* start *
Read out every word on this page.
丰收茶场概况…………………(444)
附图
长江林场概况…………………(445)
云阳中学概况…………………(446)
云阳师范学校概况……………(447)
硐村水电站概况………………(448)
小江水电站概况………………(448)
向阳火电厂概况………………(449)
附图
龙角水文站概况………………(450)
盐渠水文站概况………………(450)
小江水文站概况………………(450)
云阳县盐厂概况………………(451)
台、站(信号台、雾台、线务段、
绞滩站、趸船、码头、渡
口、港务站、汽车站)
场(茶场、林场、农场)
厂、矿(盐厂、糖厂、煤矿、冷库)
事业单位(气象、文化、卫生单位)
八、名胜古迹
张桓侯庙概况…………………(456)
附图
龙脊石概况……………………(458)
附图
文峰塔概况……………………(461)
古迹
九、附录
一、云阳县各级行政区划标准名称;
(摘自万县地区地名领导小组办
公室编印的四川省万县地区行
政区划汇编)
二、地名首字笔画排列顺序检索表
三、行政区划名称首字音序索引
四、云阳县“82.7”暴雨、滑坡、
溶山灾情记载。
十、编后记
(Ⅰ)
* end *
* start *
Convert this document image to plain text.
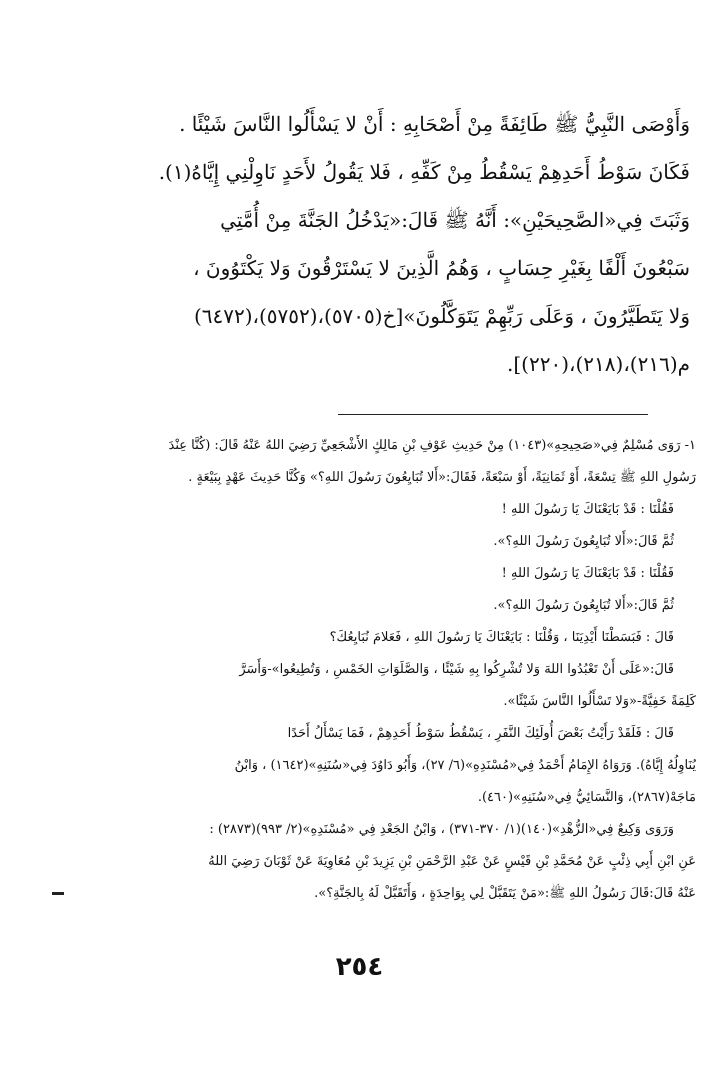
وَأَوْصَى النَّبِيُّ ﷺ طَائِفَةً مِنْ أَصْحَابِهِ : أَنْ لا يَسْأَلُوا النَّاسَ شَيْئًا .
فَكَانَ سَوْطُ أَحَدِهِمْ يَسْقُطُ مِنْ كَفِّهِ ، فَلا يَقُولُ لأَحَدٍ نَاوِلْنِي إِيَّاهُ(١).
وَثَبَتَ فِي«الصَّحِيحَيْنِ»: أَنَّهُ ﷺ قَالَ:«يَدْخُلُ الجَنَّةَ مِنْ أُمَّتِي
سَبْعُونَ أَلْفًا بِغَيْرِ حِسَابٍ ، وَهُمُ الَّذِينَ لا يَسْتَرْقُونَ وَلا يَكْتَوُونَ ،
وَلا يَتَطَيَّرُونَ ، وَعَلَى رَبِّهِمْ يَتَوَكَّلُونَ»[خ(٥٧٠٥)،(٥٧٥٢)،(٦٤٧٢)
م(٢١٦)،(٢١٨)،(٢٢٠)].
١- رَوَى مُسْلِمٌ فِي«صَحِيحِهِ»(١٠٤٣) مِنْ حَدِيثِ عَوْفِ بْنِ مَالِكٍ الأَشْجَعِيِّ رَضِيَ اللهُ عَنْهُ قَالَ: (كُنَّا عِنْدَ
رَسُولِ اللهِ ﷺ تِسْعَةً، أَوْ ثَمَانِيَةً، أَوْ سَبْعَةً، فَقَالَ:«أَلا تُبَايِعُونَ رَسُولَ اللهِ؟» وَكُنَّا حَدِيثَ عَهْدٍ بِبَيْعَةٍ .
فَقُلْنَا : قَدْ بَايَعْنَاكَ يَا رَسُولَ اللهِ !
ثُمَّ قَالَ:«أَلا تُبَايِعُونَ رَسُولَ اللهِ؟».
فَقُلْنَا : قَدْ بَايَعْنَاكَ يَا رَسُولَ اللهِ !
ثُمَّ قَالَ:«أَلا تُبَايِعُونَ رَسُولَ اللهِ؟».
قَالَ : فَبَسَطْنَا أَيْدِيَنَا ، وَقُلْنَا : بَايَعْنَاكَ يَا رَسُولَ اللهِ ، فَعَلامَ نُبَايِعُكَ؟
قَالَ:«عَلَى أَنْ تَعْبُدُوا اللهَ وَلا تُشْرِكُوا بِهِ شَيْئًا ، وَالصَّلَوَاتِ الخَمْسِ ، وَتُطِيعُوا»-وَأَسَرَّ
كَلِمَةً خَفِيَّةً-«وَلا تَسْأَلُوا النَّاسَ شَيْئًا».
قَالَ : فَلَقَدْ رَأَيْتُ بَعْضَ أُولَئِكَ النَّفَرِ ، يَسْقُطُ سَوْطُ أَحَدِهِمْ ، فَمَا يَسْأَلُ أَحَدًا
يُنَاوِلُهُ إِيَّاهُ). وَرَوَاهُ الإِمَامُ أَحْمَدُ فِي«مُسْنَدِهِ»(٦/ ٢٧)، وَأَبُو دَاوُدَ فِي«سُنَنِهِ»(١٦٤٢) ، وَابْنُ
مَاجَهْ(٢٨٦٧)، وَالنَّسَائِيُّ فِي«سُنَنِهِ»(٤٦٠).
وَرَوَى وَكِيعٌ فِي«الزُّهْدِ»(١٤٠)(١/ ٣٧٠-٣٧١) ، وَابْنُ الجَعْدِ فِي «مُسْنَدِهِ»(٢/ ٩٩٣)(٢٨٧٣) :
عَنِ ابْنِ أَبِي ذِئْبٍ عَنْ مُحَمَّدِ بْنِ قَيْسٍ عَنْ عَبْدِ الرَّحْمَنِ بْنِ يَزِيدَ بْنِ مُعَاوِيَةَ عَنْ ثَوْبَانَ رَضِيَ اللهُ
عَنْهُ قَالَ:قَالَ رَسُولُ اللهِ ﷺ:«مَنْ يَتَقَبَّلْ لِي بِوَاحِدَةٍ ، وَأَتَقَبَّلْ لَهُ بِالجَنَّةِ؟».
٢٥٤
* end *
Pick out each line containing "this" and report it.

Read out every word on this page.
Convert this document image to plain text.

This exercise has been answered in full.